§ Exercise material
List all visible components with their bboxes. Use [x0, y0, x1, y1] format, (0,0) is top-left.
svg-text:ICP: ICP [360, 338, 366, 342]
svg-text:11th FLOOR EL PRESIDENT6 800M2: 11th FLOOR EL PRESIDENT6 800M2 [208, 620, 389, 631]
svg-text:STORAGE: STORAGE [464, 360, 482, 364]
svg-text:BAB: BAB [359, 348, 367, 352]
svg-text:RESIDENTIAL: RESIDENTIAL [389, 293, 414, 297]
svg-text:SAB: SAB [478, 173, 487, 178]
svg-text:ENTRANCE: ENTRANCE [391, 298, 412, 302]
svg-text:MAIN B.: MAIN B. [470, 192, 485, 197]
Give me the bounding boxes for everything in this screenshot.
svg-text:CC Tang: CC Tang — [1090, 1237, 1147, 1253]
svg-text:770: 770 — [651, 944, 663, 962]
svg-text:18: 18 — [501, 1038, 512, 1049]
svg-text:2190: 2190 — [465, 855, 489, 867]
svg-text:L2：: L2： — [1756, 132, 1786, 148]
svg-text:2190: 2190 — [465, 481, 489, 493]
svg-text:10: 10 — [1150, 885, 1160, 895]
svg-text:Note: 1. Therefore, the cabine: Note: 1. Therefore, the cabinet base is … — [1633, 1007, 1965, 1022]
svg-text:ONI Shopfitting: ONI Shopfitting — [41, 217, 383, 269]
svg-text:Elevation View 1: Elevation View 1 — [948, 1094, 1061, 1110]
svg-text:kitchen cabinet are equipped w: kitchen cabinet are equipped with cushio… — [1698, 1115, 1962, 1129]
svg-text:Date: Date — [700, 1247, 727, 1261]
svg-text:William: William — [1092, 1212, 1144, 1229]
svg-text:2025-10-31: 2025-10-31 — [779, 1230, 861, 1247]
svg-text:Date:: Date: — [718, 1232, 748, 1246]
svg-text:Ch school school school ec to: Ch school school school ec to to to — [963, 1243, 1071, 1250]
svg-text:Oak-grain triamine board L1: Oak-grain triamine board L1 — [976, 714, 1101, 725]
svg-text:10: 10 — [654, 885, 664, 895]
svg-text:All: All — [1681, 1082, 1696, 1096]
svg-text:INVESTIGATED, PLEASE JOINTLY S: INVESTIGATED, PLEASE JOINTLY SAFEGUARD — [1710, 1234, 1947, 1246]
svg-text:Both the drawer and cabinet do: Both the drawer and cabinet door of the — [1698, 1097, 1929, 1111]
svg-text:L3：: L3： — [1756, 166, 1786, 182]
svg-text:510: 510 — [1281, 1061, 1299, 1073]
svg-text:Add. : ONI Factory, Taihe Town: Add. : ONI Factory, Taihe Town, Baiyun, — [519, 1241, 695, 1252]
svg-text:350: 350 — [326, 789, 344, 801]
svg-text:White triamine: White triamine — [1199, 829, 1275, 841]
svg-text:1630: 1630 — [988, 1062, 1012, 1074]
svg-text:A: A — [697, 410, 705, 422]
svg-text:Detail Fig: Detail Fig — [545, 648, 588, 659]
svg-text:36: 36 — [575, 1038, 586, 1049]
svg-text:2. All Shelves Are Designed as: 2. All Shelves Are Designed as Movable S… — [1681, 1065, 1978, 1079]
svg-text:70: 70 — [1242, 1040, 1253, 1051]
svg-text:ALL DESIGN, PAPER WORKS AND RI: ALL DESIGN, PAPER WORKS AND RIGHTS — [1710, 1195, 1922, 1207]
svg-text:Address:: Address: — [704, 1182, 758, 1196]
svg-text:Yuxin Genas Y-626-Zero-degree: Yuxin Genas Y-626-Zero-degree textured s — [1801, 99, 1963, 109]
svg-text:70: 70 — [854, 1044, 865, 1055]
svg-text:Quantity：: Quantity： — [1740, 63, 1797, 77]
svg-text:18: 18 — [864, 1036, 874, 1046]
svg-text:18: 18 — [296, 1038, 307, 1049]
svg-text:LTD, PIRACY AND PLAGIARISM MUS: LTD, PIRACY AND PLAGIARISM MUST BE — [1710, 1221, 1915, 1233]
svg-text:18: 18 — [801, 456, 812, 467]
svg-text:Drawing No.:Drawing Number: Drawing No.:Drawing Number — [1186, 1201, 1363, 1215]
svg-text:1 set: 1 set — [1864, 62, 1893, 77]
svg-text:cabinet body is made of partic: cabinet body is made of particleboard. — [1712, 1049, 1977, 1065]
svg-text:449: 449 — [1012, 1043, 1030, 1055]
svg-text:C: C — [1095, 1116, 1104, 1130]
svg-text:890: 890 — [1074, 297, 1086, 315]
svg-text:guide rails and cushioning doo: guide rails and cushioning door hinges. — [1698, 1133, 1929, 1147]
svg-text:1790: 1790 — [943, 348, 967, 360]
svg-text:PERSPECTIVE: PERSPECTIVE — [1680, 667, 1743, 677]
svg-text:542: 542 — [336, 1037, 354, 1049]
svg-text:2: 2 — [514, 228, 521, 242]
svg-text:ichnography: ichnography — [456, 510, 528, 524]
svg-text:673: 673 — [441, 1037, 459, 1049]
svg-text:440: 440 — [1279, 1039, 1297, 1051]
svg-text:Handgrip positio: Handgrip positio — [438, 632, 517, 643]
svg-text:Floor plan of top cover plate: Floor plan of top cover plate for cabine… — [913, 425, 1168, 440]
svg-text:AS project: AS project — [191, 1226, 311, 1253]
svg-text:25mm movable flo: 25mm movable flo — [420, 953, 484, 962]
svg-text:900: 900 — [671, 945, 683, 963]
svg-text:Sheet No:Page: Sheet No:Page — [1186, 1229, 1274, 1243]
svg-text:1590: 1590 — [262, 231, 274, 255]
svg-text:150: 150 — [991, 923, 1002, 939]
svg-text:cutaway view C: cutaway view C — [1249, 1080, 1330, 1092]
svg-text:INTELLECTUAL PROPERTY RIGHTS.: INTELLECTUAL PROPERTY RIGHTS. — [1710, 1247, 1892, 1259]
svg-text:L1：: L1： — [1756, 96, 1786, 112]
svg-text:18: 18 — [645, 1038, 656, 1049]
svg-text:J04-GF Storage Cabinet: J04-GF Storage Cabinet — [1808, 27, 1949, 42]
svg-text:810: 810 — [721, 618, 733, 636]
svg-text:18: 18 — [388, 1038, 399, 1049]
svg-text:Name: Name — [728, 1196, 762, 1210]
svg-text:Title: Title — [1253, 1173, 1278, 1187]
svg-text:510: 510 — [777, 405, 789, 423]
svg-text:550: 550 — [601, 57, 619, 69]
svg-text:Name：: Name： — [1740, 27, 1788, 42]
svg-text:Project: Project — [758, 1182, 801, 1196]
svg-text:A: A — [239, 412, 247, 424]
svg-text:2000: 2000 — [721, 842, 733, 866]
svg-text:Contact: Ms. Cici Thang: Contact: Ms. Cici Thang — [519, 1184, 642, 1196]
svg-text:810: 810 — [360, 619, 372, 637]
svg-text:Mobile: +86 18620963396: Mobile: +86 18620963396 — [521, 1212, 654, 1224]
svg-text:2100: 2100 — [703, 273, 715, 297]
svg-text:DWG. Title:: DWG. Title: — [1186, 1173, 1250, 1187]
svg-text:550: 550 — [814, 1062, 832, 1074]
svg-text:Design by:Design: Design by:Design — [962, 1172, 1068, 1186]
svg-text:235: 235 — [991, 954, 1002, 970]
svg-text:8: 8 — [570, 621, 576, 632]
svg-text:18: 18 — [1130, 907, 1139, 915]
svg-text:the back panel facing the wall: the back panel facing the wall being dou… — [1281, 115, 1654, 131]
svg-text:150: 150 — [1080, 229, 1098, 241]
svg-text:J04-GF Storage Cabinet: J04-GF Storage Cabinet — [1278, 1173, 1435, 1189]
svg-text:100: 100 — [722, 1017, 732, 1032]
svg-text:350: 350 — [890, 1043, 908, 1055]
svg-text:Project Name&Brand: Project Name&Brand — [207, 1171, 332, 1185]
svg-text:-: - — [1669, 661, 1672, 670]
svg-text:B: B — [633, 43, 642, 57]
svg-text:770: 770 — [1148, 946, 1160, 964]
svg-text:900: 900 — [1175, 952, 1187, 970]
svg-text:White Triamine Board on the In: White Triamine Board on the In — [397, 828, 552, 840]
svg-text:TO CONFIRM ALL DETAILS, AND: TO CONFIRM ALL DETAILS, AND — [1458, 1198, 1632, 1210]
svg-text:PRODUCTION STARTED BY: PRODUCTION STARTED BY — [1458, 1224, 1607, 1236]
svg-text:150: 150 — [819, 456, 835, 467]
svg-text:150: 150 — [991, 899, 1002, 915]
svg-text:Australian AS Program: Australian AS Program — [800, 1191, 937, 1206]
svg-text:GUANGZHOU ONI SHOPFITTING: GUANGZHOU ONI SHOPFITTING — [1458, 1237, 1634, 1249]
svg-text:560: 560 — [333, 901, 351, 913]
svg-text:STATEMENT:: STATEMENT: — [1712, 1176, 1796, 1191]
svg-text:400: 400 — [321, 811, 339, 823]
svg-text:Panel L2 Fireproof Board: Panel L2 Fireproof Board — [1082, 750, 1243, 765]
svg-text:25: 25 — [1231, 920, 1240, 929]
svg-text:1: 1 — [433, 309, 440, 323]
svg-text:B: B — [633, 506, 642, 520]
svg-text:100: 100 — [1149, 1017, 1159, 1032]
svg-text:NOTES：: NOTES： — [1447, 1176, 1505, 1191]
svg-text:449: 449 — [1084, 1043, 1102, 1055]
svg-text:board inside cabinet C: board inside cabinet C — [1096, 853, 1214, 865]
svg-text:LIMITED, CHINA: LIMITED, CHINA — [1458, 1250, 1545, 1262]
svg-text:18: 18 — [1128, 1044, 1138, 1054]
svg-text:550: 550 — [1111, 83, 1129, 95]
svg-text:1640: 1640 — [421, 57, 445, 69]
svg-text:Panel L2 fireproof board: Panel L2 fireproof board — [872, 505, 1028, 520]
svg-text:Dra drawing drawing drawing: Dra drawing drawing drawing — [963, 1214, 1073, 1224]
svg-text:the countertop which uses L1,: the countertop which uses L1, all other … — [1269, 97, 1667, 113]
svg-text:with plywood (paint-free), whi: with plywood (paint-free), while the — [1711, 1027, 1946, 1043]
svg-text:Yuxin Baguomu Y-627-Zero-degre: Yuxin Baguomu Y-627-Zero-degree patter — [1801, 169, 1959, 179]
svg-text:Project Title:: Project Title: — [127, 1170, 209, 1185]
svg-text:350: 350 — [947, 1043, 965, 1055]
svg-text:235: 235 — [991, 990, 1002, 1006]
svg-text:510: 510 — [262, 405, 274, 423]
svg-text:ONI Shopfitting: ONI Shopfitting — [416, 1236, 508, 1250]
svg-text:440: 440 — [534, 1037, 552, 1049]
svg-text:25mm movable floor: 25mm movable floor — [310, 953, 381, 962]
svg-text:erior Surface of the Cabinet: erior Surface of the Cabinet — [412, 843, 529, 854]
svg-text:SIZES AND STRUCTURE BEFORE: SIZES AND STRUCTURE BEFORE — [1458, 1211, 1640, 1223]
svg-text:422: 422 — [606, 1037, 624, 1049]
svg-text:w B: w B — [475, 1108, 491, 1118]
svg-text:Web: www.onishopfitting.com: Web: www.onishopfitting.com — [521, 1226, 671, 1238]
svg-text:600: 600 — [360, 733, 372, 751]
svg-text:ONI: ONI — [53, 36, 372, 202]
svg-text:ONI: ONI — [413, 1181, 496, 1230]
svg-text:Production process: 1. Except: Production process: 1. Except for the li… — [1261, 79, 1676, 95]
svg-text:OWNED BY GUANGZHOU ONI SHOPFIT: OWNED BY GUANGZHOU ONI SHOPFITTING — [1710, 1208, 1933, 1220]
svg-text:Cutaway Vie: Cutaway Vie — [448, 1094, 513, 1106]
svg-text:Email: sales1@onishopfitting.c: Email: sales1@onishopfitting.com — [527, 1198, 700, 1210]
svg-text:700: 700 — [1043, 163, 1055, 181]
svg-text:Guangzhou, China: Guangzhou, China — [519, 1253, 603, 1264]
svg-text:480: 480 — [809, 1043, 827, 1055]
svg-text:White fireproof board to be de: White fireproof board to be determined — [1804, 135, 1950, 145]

§ The request
Write out the records as a JSON list of strings, one string per line and no entries for blank lines, from the first line of the records up to and including the line with "svg-text:10: 10 — [1150, 885, 1160, 895]".

§ Written answer
[
  "List all visible components with their bboxes. Use [x0, y0, x1, y1] format, (0,0) is top-left.",
  "svg-text:ICP: ICP [360, 338, 366, 342]",
  "svg-text:11th FLOOR EL PRESIDENT6 800M2: 11th FLOOR EL PRESIDENT6 800M2 [208, 620, 389, 631]",
  "svg-text:STORAGE: STORAGE [464, 360, 482, 364]",
  "svg-text:BAB: BAB [359, 348, 367, 352]",
  "svg-text:RESIDENTIAL: RESIDENTIAL [389, 293, 414, 297]",
  "svg-text:SAB: SAB [478, 173, 487, 178]",
  "svg-text:ENTRANCE: ENTRANCE [391, 298, 412, 302]",
  "svg-text:MAIN B.: MAIN B. [470, 192, 485, 197]",
  "Give me the bounding boxes for everything in this screenshot.",
  "svg-text:CC Tang: CC Tang — [1090, 1237, 1147, 1253]",
  "svg-text:770: 770 — [651, 944, 663, 962]",
  "svg-text:18: 18 — [501, 1038, 512, 1049]",
  "svg-text:2190: 2190 — [465, 855, 489, 867]",
  "svg-text:L2：: L2： — [1756, 132, 1786, 148]",
  "svg-text:2190: 2190 — [465, 481, 489, 493]",
  "svg-text:10: 10 — [1150, 885, 1160, 895]"
]